- [MATERIAL FOR THE TASK]
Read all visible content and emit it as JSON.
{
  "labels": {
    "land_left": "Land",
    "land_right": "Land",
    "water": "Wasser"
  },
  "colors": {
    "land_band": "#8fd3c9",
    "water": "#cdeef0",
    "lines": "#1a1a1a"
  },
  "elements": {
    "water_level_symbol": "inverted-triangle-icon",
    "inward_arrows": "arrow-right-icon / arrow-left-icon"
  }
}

- [DIRECTIONS]
Count how many lines in the data contain the word "icon", giving the number without comment.

- [SOLUTION TO THIS TASK]
2